▸ **GOAL**: Set down each line of the material that follows, exactly, with no pictures.

* begin *

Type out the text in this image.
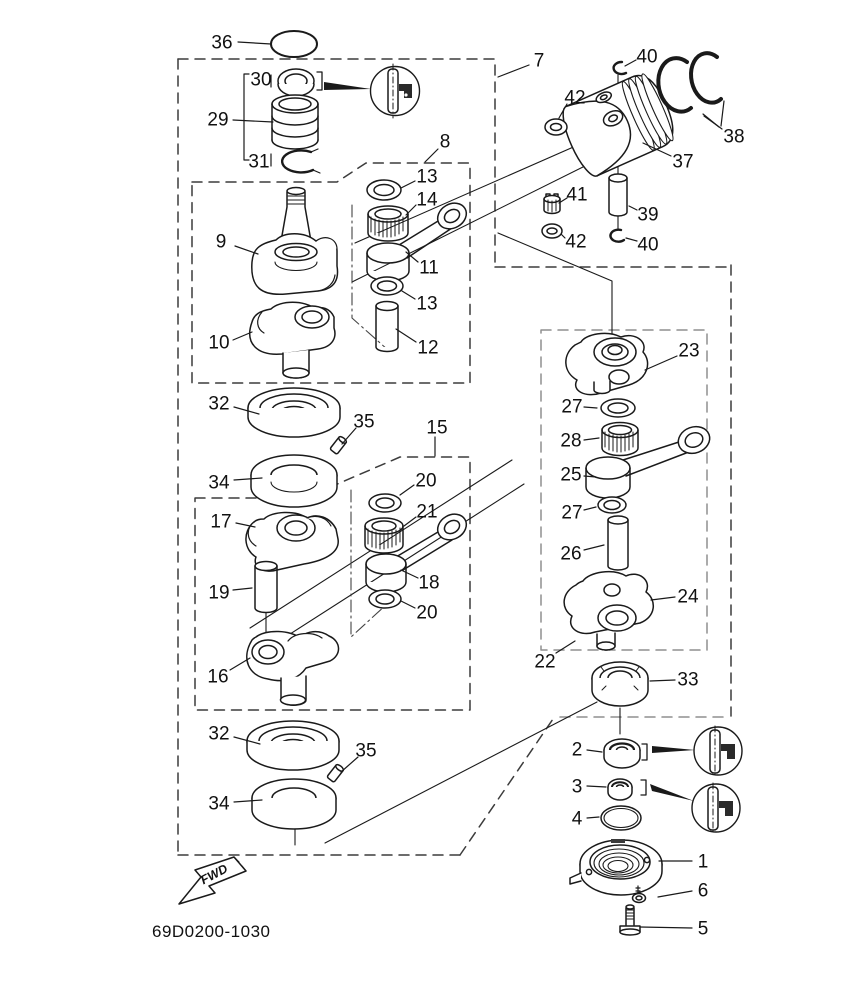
FWD
36
7
30
29
31
8
13
14
11
13
12
9
10
40
42
38
37
39
41
42	40
32
35
34
15
20
21
17
18
20
19
16
32
35
34
23
27
28
25
27
26
24
22
33
2
3
4
1
6
5
69D0200-1030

* end *

▸ **FINISHED EXERCISE**:
Type out the text in this image.
FWD
36
7
30
29
31
8
13
14
11
13
12
9
10
40
42
38
37
39
41
42	40
32
35
34
15
20
21
17
18
20
19
16
32
35
34
23
27
28
25
27
26
24
22
33
2
3
4
1
6
5
69D0200-1030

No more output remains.